■ **THE INPUT**
────────────────

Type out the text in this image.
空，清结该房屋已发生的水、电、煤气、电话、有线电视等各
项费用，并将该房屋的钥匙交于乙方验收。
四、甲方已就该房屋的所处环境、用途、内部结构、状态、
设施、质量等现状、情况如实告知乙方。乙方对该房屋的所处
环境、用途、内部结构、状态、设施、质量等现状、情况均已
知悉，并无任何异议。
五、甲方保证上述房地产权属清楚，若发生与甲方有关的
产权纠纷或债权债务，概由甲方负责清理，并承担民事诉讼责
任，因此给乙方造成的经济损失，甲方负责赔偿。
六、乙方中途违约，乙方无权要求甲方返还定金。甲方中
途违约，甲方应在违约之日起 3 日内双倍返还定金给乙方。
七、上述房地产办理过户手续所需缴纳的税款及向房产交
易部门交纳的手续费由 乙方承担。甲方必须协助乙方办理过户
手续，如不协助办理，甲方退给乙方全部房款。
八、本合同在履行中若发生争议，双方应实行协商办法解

────────────────

■ **GIVEN TASK**
Restate every entry word for word.

■ **RESULT BELOW**
Type out the text in this image.
空，清结该房屋已发生的水、电、煤气、电话、有线电视等各
项费用，并将该房屋的钥匙交于乙方验收。
四、甲方已就该房屋的所处环境、用途、内部结构、状态、
设施、质量等现状、情况如实告知乙方。乙方对该房屋的所处
环境、用途、内部结构、状态、设施、质量等现状、情况均已
知悉，并无任何异议。
五、甲方保证上述房地产权属清楚，若发生与甲方有关的
产权纠纷或债权债务，概由甲方负责清理，并承担民事诉讼责
任，因此给乙方造成的经济损失，甲方负责赔偿。
六、乙方中途违约，乙方无权要求甲方返还定金。甲方中
途违约，甲方应在违约之日起 3 日内双倍返还定金给乙方。
七、上述房地产办理过户手续所需缴纳的税款及向房产交
易部门交纳的手续费由 乙方承担。甲方必须协助乙方办理过户
手续，如不协助办理，甲方退给乙方全部房款。
八、本合同在履行中若发生争议，双方应实行协商办法解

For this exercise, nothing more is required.